§ **Stored items from a collection**:
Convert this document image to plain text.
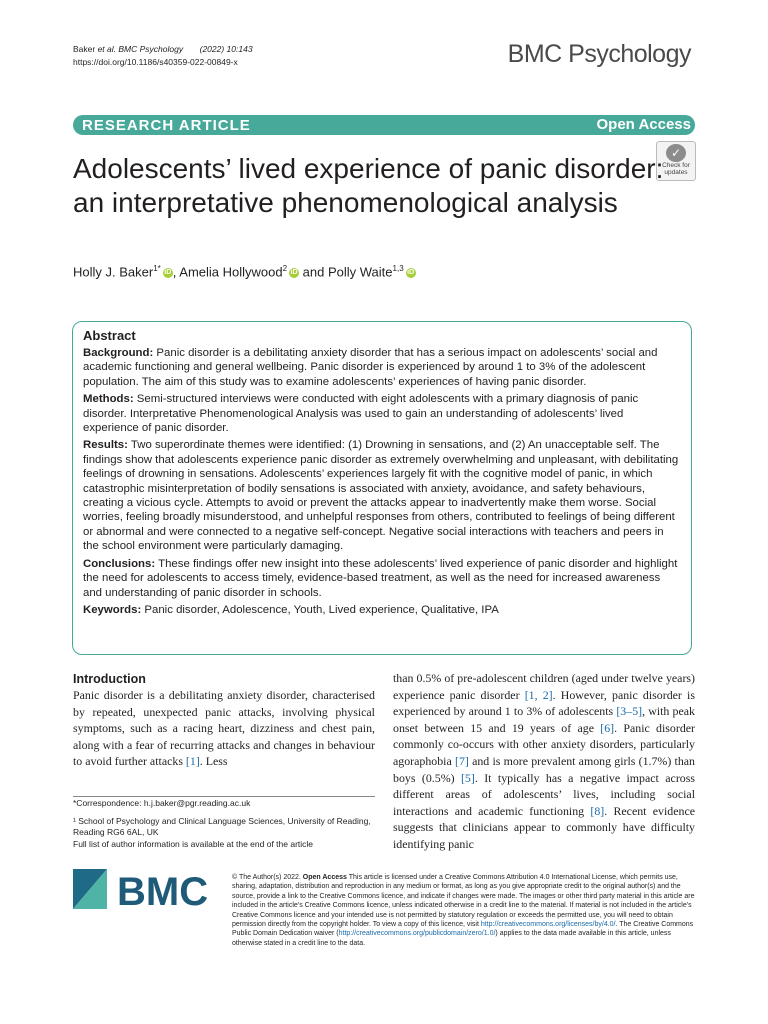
Baker et al. BMC Psychology (2022) 10:143
https://doi.org/10.1186/s40359-022-00849-x	BMC Psychology
RESEARCH ARTICLE	Open Access
✓
Check for
updates
Adolescents’ lived experience of panic disorder: an interpretative phenomenological analysis
Holly J. Baker$^{1*}$ iD , Amelia Hollywood$^2$ iD and Polly Waite$^{1,3}$ iD
Abstract

Background: Panic disorder is a debilitating anxiety disorder that has a serious impact on adolescents’ social and academic functioning and general wellbeing. Panic disorder is experienced by around 1 to 3% of the adolescent population. The aim of this study was to examine adolescents’ experiences of having panic disorder.

Methods: Semi-structured interviews were conducted with eight adolescents with a primary diagnosis of panic disorder. Interpretative Phenomenological Analysis was used to gain an understanding of adolescents’ lived experience of panic disorder.

Results: Two superordinate themes were identified: (1) Drowning in sensations, and (2) An unacceptable self. The findings show that adolescents experience panic disorder as extremely overwhelming and unpleasant, with debilitating feelings of drowning in sensations. Adolescents’ experiences largely fit with the cognitive model of panic, in which catastrophic misinterpretation of bodily sensations is associated with anxiety, avoidance, and safety behaviours, creating a vicious cycle. Attempts to avoid or prevent the attacks appear to inadvertently make them worse. Social worries, feeling broadly misunderstood, and unhelpful responses from others, contributed to feelings of being different or abnormal and were connected to a negative self-concept. Negative social interactions with teachers and peers in the school environment were particularly damaging.

Conclusions: These findings offer new insight into these adolescents’ lived experience of panic disorder and highlight the need for adolescents to access timely, evidence-based treatment, as well as the need for increased awareness and understanding of panic disorder in schools.

Keywords: Panic disorder, Adolescence, Youth, Lived experience, Qualitative, IPA

Introduction
Panic disorder is a debilitating anxiety disorder, characterised by repeated, unexpected panic attacks, involving physical symptoms, such as a racing heart, dizziness and chest pain, along with a fear of recurring attacks and changes in behaviour to avoid further attacks [1]. Less
than 0.5% of pre-adolescent children (aged under twelve years) experience panic disorder [1, 2]. However, panic disorder is experienced by around 1 to 3% of adolescents [3–5], with peak onset between 15 and 19 years of age [6]. Panic disorder commonly co-occurs with other anxiety disorders, particularly agoraphobia [7] and is more prevalent among girls (1.7%) than boys (0.5%) [5]. It typically has a negative impact across different areas of adolescents’ lives, including social interactions and academic functioning [8]. Recent evidence suggests that clinicians appear to commonly have difficulty identifying panic
*Correspondence: h.j.baker@pgr.reading.ac.uk
¹ School of Psychology and Clinical Language Sciences, University of Reading, Reading RG6 6AL, UK
Full list of author information is available at the end of the article
BMC	© The Author(s) 2022. Open Access This article is licensed under a Creative Commons Attribution 4.0 International License, which permits use, sharing, adaptation, distribution and reproduction in any medium or format, as long as you give appropriate credit to the original author(s) and the source, provide a link to the Creative Commons licence, and indicate if changes were made. The images or other third party material in this article are included in the article’s Creative Commons licence, unless indicated otherwise in a credit line to the material. If material is not included in the article’s Creative Commons licence and your intended use is not permitted by statutory regulation or exceeds the permitted use, you will need to obtain permission directly from the copyright holder. To view a copy of this licence, visit http://creativecommons.org/licenses/by/4.0/. The Creative Commons Public Domain Dedication waiver (http://creativecommons.org/publicdomain/zero/1.0/) applies to the data made available in this article, unless otherwise stated in a credit line to the data.
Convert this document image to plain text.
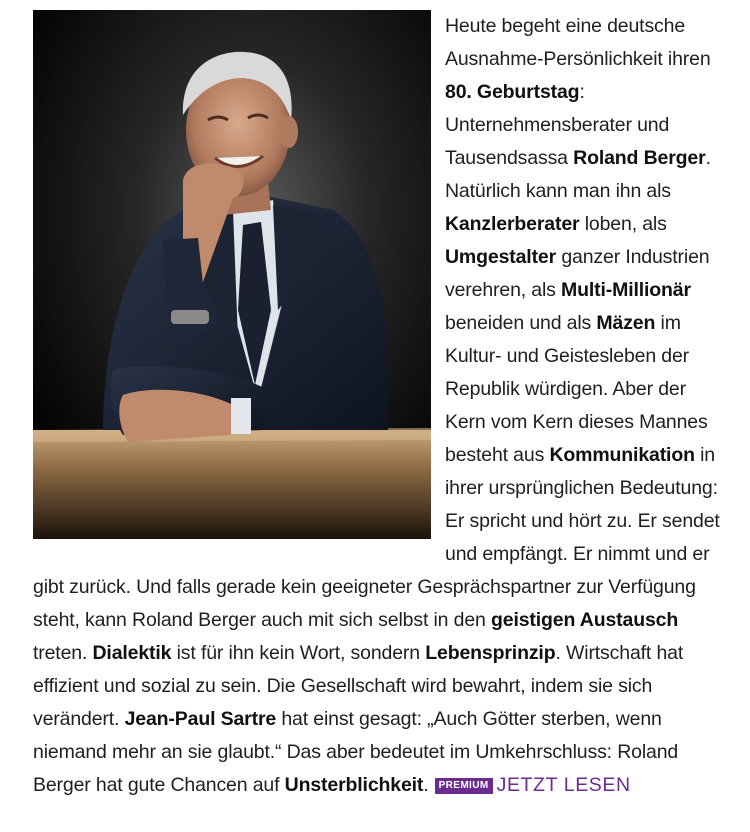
Heute begeht eine deutsche Ausnahme-Persönlichkeit ihren 80. Geburtstag: Unternehmensberater und Tausendsassa Roland Berger. Natürlich kann man ihn als Kanzlerberater loben, als Umgestalter ganzer Industrien verehren, als Multi-Millionär beneiden und als Mäzen im Kultur- und Geistesleben der Republik würdigen. Aber der Kern vom Kern dieses Mannes besteht aus Kommunikation in ihrer ursprünglichen Bedeutung: Er spricht und hört zu. Er sendet und empfängt. Er nimmt und er gibt zurück. Und falls gerade kein geeigneter Gesprächspartner zur Verfügung steht, kann Roland Berger auch mit sich selbst in den geistigen Austausch treten. Dialektik ist für ihn kein Wort, sondern Lebensprinzip. Wirtschaft hat effizient und sozial zu sein. Die Gesellschaft wird bewahrt, indem sie sich verändert. Jean-Paul Sartre hat einst gesagt: „Auch Götter sterben, wenn niemand mehr an sie glaubt.“ Das aber bedeutet im Umkehrschluss: Roland Berger hat gute Chancen auf Unsterblichkeit. PREMIUM JETZT LESEN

§ **Objective**: State how many lines of the listing above hold the word "impact", with nothing but the number.

§ **Completed task**: 2